• _Problem details_
Print out the entries below with no edits.

─── Data rows

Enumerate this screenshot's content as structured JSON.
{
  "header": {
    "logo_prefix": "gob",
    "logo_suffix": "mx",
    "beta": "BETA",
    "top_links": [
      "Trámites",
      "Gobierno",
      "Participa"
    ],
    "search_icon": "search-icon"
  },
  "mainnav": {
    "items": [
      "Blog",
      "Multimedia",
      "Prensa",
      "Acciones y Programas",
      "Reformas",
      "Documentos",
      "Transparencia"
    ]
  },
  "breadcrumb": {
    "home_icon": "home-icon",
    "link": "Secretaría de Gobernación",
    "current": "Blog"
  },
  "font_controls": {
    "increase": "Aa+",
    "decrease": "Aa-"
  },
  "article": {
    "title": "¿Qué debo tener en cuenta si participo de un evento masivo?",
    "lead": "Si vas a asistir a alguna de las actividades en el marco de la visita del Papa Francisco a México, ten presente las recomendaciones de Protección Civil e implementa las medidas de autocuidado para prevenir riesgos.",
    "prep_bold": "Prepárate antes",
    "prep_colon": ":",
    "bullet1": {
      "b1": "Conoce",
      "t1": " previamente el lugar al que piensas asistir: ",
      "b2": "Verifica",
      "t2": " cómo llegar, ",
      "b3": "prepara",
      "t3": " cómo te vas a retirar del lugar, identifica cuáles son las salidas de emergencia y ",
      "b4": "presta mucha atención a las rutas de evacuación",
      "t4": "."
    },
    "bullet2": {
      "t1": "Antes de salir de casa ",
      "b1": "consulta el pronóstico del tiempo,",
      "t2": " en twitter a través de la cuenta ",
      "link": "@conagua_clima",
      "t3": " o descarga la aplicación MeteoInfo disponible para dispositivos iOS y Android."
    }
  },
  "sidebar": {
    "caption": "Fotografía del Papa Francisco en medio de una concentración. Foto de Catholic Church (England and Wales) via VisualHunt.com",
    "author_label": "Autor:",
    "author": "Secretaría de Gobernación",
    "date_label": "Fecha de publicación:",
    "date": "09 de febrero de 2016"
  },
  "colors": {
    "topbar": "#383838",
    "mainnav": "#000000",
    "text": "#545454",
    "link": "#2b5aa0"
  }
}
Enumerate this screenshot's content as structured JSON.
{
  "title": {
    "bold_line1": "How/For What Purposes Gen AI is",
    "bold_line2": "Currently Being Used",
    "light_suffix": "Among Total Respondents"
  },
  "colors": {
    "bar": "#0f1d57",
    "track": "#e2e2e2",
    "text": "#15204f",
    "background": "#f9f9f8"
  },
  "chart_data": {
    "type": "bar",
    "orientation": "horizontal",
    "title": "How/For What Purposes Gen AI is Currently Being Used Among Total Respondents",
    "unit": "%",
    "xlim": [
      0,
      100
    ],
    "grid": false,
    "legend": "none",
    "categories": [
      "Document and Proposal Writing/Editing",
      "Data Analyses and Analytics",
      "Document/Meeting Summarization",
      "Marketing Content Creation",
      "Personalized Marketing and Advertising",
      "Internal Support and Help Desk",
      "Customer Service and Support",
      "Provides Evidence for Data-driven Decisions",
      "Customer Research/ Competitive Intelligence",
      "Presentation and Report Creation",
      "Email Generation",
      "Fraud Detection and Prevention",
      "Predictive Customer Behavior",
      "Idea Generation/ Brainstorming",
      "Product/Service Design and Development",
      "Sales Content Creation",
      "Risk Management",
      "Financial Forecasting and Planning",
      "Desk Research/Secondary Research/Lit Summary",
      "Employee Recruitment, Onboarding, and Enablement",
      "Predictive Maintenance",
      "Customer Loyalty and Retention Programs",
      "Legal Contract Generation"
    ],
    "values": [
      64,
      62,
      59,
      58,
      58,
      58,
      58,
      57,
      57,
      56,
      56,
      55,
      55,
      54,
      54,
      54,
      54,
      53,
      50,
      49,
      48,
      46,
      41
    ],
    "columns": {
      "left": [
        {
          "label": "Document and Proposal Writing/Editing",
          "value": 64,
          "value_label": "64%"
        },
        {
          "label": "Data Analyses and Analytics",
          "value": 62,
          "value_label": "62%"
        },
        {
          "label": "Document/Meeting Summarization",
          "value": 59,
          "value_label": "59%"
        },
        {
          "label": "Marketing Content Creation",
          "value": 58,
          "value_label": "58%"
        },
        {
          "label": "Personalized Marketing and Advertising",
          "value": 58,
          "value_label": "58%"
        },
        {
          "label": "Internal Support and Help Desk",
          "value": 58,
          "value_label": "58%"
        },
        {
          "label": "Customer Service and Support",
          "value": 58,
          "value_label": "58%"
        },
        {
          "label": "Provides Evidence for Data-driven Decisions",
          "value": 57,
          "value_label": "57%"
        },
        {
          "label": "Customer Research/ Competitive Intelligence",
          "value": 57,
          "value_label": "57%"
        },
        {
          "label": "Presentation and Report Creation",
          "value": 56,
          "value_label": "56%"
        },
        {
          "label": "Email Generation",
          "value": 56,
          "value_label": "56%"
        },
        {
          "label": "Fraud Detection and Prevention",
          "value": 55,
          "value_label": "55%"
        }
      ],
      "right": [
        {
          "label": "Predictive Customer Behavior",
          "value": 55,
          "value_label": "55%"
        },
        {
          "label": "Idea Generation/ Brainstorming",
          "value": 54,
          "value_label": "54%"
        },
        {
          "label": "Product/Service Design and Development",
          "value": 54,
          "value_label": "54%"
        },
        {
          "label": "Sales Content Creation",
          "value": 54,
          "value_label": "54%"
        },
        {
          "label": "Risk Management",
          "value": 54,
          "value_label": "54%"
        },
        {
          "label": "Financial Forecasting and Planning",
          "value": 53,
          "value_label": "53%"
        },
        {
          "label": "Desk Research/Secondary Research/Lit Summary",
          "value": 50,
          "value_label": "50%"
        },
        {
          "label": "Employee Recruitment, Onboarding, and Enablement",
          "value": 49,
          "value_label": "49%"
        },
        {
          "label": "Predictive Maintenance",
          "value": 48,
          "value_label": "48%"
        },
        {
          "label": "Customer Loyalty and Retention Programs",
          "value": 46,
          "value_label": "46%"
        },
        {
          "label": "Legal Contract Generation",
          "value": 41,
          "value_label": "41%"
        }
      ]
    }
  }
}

──────

• _Exercise answer_
Enumerate this screenshot's content as structured JSON.
{
  "header": {
    "logo_prefix": "gob",
    "logo_suffix": "mx",
    "beta": "BETA",
    "top_links": [
      "Trámites",
      "Gobierno",
      "Participa"
    ],
    "search_icon": "search-icon"
  },
  "mainnav": {
    "items": [
      "Blog",
      "Multimedia",
      "Prensa",
      "Acciones y Programas",
      "Reformas",
      "Documentos",
      "Transparencia"
    ]
  },
  "breadcrumb": {
    "home_icon": "home-icon",
    "link": "Secretaría de Gobernación",
    "current": "Blog"
  },
  "font_controls": {
    "increase": "Aa+",
    "decrease": "Aa-"
  },
  "article": {
    "title": "¿Qué debo tener en cuenta si participo de un evento masivo?",
    "lead": "Si vas a asistir a alguna de las actividades en el marco de la visita del Papa Francisco a México, ten presente las recomendaciones de Protección Civil e implementa las medidas de autocuidado para prevenir riesgos.",
    "prep_bold": "Prepárate antes",
    "prep_colon": ":",
    "bullet1": {
      "b1": "Conoce",
      "t1": " previamente el lugar al que piensas asistir: ",
      "b2": "Verifica",
      "t2": " cómo llegar, ",
      "b3": "prepara",
      "t3": " cómo te vas a retirar del lugar, identifica cuáles son las salidas de emergencia y ",
      "b4": "presta mucha atención a las rutas de evacuación",
      "t4": "."
    },
    "bullet2": {
      "t1": "Antes de salir de casa ",
      "b1": "consulta el pronóstico del tiempo,",
      "t2": " en twitter a través de la cuenta ",
      "link": "@conagua_clima",
      "t3": " o descarga la aplicación MeteoInfo disponible para dispositivos iOS y Android."
    }
  },
  "sidebar": {
    "caption": "Fotografía del Papa Francisco en medio de una concentración. Foto de Catholic Church (England and Wales) via VisualHunt.com",
    "author_label": "Autor:",
    "author": "Secretaría de Gobernación",
    "date_label": "Fecha de publicación:",
    "date": "09 de febrero de 2016"
  },
  "colors": {
    "topbar": "#383838",
    "mainnav": "#000000",
    "text": "#545454",
    "link": "#2b5aa0"
  }
}
Enumerate this screenshot's content as structured JSON.
{
  "title": {
    "bold_line1": "How/For What Purposes Gen AI is",
    "bold_line2": "Currently Being Used",
    "light_suffix": "Among Total Respondents"
  },
  "colors": {
    "bar": "#0f1d57",
    "track": "#e2e2e2",
    "text": "#15204f",
    "background": "#f9f9f8"
  },
  "chart_data": {
    "type": "bar",
    "orientation": "horizontal",
    "title": "How/For What Purposes Gen AI is Currently Being Used Among Total Respondents",
    "unit": "%",
    "xlim": [
      0,
      100
    ],
    "grid": false,
    "legend": "none",
    "categories": [
      "Document and Proposal Writing/Editing",
      "Data Analyses and Analytics",
      "Document/Meeting Summarization",
      "Marketing Content Creation",
      "Personalized Marketing and Advertising",
      "Internal Support and Help Desk",
      "Customer Service and Support",
      "Provides Evidence for Data-driven Decisions",
      "Customer Research/ Competitive Intelligence",
      "Presentation and Report Creation",
      "Email Generation",
      "Fraud Detection and Prevention",
      "Predictive Customer Behavior",
      "Idea Generation/ Brainstorming",
      "Product/Service Design and Development",
      "Sales Content Creation",
      "Risk Management",
      "Financial Forecasting and Planning",
      "Desk Research/Secondary Research/Lit Summary",
      "Employee Recruitment, Onboarding, and Enablement",
      "Predictive Maintenance",
      "Customer Loyalty and Retention Programs",
      "Legal Contract Generation"
    ],
    "values": [
      64,
      62,
      59,
      58,
      58,
      58,
      58,
      57,
      57,
      56,
      56,
      55,
      55,
      54,
      54,
      54,
      54,
      53,
      50,
      49,
      48,
      46,
      41
    ],
    "columns": {
      "left": [
        {
          "label": "Document and Proposal Writing/Editing",
          "value": 64,
          "value_label": "64%"
        },
        {
          "label": "Data Analyses and Analytics",
          "value": 62,
          "value_label": "62%"
        },
        {
          "label": "Document/Meeting Summarization",
          "value": 59,
          "value_label": "59%"
        },
        {
          "label": "Marketing Content Creation",
          "value": 58,
          "value_label": "58%"
        },
        {
          "label": "Personalized Marketing and Advertising",
          "value": 58,
          "value_label": "58%"
        },
        {
          "label": "Internal Support and Help Desk",
          "value": 58,
          "value_label": "58%"
        },
        {
          "label": "Customer Service and Support",
          "value": 58,
          "value_label": "58%"
        },
        {
          "label": "Provides Evidence for Data-driven Decisions",
          "value": 57,
          "value_label": "57%"
        },
        {
          "label": "Customer Research/ Competitive Intelligence",
          "value": 57,
          "value_label": "57%"
        },
        {
          "label": "Presentation and Report Creation",
          "value": 56,
          "value_label": "56%"
        },
        {
          "label": "Email Generation",
          "value": 56,
          "value_label": "56%"
        },
        {
          "label": "Fraud Detection and Prevention",
          "value": 55,
          "value_label": "55%"
        }
      ],
      "right": [
        {
          "label": "Predictive Customer Behavior",
          "value": 55,
          "value_label": "55%"
        },
        {
          "label": "Idea Generation/ Brainstorming",
          "value": 54,
          "value_label": "54%"
        },
        {
          "label": "Product/Service Design and Development",
          "value": 54,
          "value_label": "54%"
        },
        {
          "label": "Sales Content Creation",
          "value": 54,
          "value_label": "54%"
        },
        {
          "label": "Risk Management",
          "value": 54,
          "value_label": "54%"
        },
        {
          "label": "Financial Forecasting and Planning",
          "value": 53,
          "value_label": "53%"
        },
        {
          "label": "Desk Research/Secondary Research/Lit Summary",
          "value": 50,
          "value_label": "50%"
        },
        {
          "label": "Employee Recruitment, Onboarding, and Enablement",
          "value": 49,
          "value_label": "49%"
        },
        {
          "label": "Predictive Maintenance",
          "value": 48,
          "value_label": "48%"
        },
        {
          "label": "Customer Loyalty and Retention Programs",
          "value": 46,
          "value_label": "46%"
        },
        {
          "label": "Legal Contract Generation",
          "value": 41,
          "value_label": "41%"
        }
      ]
    }
  }
}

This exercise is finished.